### Required task
Go through the material below and copy all lines with "name".

(Dataset entries on figures)
* * * *
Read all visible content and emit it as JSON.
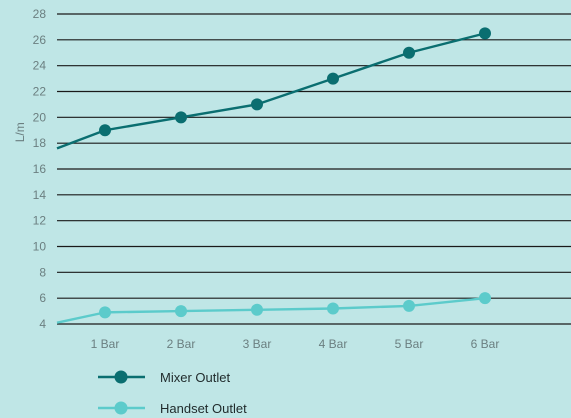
{
  "chart_data": {
    "type": "line",
    "categories": [
      "1 Bar",
      "2 Bar",
      "3 Bar",
      "4 Bar",
      "5 Bar",
      "6 Bar"
    ],
    "ylabel": "L/m",
    "xlabel": "",
    "ylim": [
      4,
      28
    ],
    "yticks": [
      4,
      6,
      8,
      10,
      12,
      14,
      16,
      18,
      20,
      22,
      24,
      26,
      28
    ],
    "grid": true,
    "legend_position": "bottom-left",
    "series": [
      {
        "name": "Mixer Outlet",
        "color": "#0a6e70",
        "values": [
          19,
          20,
          21,
          23,
          25,
          26.5
        ],
        "line_start": 17.6
      },
      {
        "name": "Handset Outlet",
        "color": "#5ccbcb",
        "values": [
          4.9,
          5.0,
          5.1,
          5.2,
          5.4,
          6.0
        ],
        "line_start": 4.1
      }
    ]
  },
  "colors": {
    "background": "#bfe6e6",
    "gridline": "#1a1a1a",
    "tick_text": "#6b7f80"
  }
}
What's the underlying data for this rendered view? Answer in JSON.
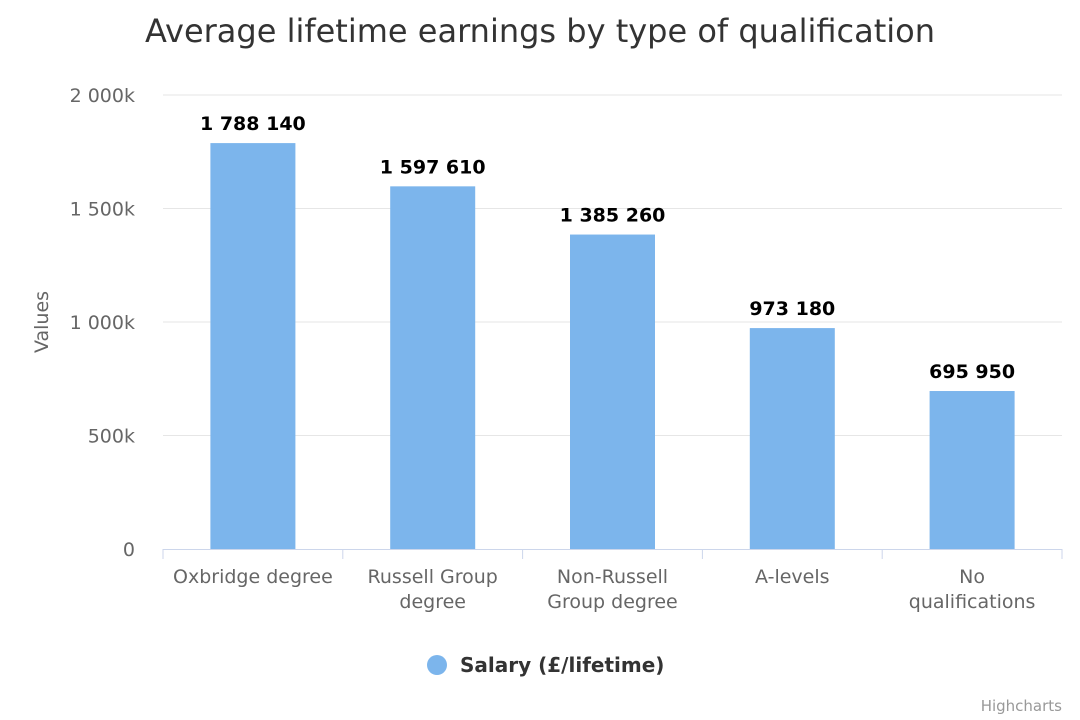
{
  "chart_data": {
    "type": "bar",
    "title": "Average lifetime earnings by type of qualification",
    "ylabel": "Values",
    "xlabel": "",
    "categories": [
      [
        "Oxbridge degree"
      ],
      [
        "Russell Group",
        "degree"
      ],
      [
        "Non-Russell",
        "Group degree"
      ],
      [
        "A-levels"
      ],
      [
        "No",
        "qualifications"
      ]
    ],
    "series": [
      {
        "name": "Salary (£/lifetime)",
        "values": [
          1788140,
          1597610,
          1385260,
          973180,
          695950
        ],
        "data_labels": [
          "1 788 140",
          "1 597 610",
          "1 385 260",
          "973 180",
          "695 950"
        ],
        "color": "#7cb5ec"
      }
    ],
    "ylim": [
      0,
      2000000
    ],
    "y_ticks": [
      {
        "value": 0,
        "label": "0"
      },
      {
        "value": 500000,
        "label": "500k"
      },
      {
        "value": 1000000,
        "label": "1 000k"
      },
      {
        "value": 1500000,
        "label": "1 500k"
      },
      {
        "value": 2000000,
        "label": "2 000k"
      }
    ],
    "grid": true,
    "legend_position": "bottom-center",
    "credits": "Highcharts"
  }
}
* * * *
### Response to the exercise
        "name": "Mixer Outlet",
        "name": "Handset Outlet",
        "name": "Salary (£/lifetime)",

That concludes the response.